Dataset items:
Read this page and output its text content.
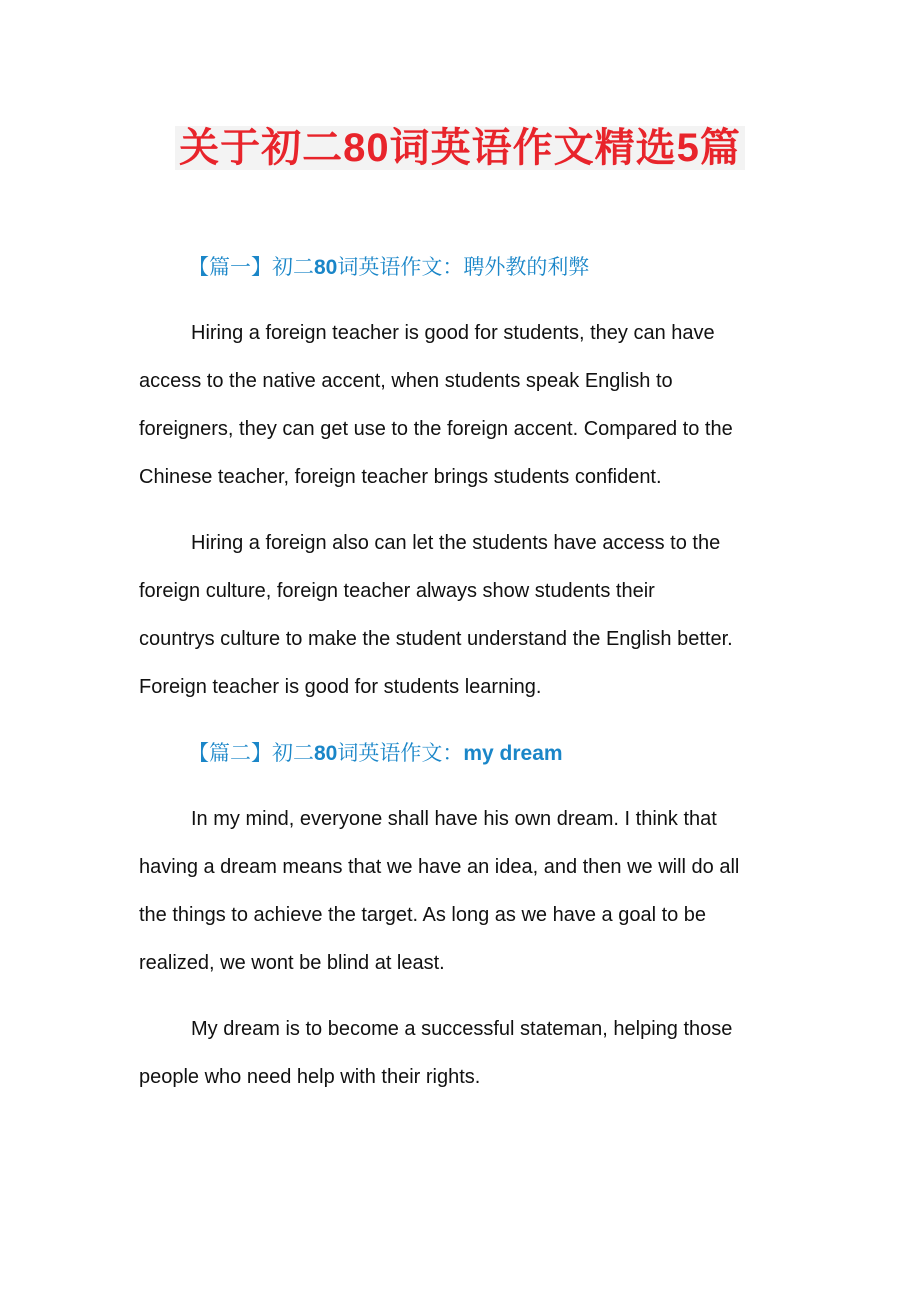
关于初二80词英语作文精选5篇
【篇一】初二80词英语作文：聘外教的利弊
Hiring a foreign teacher is good for students, they can have
access to the native accent, when students speak English to
foreigners, they can get use to the foreign accent. Compared to the
Chinese teacher, foreign teacher brings students confident.
Hiring a foreign also can let the students have access to the
foreign culture, foreign teacher always show students their
countrys culture to make the student understand the English better.
Foreign teacher is good for students learning.
【篇二】初二80词英语作文：my dream
In my mind, everyone shall have his own dream. I think that
having a dream means that we have an idea, and then we will do all
the things to achieve the target. As long as we have a goal to be
realized, we wont be blind at least.
My dream is to become a successful stateman, helping those
people who need help with their rights.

- [Given exercise] Scan the lines for the string "have". Copy out each line that matches.

- [Full output]
Hiring a foreign teacher is good for students, they can have
Hiring a foreign also can let the students have access to the
In my mind, everyone shall have his own dream. I think that
having a dream means that we have an idea, and then we will do all
the things to achieve the target. As long as we have a goal to be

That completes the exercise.